→ **REQUIREMENTS**: Gather each line in the entries that includes the string "accent".

┌──

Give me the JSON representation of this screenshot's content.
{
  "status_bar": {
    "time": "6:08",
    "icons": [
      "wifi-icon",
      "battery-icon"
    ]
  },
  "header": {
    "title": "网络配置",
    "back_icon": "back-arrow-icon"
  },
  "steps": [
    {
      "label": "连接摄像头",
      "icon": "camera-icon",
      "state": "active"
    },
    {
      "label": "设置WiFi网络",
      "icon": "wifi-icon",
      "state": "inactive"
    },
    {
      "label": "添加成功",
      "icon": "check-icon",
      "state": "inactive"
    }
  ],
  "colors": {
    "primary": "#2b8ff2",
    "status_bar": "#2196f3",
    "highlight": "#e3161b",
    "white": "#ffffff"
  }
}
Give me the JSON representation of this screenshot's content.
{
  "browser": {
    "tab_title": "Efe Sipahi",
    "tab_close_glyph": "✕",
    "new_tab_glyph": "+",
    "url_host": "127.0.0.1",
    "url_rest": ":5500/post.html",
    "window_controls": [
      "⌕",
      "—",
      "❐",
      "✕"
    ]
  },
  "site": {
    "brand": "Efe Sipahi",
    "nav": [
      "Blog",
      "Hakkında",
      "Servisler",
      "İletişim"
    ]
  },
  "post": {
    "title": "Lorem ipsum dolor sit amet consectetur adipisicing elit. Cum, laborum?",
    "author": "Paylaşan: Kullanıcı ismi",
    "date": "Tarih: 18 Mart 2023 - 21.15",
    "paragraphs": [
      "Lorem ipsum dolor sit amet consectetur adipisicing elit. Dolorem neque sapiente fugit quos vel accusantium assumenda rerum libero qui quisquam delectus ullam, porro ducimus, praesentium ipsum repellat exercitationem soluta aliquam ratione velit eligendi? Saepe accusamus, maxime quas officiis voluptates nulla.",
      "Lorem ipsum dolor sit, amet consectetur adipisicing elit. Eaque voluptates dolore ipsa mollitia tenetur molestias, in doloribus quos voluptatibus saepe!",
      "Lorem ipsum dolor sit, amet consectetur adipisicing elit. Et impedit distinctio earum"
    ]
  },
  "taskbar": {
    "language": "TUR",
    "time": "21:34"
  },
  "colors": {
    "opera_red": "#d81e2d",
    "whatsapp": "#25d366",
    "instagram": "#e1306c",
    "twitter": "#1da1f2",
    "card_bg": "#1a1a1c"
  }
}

└──
┌──

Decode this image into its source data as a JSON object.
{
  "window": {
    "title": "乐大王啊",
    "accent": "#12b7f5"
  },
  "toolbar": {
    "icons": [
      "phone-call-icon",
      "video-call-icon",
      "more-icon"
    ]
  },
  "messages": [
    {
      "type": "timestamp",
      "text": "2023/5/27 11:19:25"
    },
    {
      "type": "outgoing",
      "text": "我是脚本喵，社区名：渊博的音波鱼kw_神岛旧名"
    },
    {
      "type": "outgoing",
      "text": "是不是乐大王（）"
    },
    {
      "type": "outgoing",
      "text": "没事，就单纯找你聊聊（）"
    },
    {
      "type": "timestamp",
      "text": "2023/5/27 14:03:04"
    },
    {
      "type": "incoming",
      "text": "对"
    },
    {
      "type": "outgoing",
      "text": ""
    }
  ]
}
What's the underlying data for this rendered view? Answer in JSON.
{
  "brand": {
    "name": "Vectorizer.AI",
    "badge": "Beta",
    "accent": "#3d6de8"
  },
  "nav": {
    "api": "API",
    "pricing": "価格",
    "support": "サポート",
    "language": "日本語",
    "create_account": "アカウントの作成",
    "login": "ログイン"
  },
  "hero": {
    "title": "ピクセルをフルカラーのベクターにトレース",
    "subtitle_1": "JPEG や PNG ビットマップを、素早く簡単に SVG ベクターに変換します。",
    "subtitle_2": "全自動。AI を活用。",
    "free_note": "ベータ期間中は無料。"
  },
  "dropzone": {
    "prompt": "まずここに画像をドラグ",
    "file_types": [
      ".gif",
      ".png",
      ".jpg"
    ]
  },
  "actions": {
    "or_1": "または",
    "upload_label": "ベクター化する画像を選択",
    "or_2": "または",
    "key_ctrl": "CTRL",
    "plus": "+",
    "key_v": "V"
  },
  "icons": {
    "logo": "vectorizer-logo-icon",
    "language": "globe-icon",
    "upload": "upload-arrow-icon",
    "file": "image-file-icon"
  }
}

└──
┌──

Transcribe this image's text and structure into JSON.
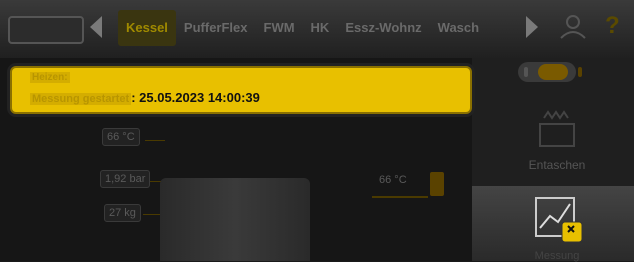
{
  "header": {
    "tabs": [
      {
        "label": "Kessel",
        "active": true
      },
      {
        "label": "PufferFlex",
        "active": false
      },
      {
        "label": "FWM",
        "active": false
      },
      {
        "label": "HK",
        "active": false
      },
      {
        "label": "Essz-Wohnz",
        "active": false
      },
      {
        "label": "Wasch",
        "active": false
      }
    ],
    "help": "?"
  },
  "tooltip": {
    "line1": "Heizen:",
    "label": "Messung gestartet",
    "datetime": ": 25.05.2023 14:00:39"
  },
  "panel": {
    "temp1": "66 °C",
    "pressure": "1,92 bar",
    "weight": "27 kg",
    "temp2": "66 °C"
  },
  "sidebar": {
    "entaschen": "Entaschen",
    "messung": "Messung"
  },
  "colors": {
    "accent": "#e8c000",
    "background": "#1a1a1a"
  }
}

└──

→ **OUTPUT FOR THIS EXERCISE**:
    "accent": "#12b7f5"
    "accent": "#3d6de8"
    "accent": "#e8c000",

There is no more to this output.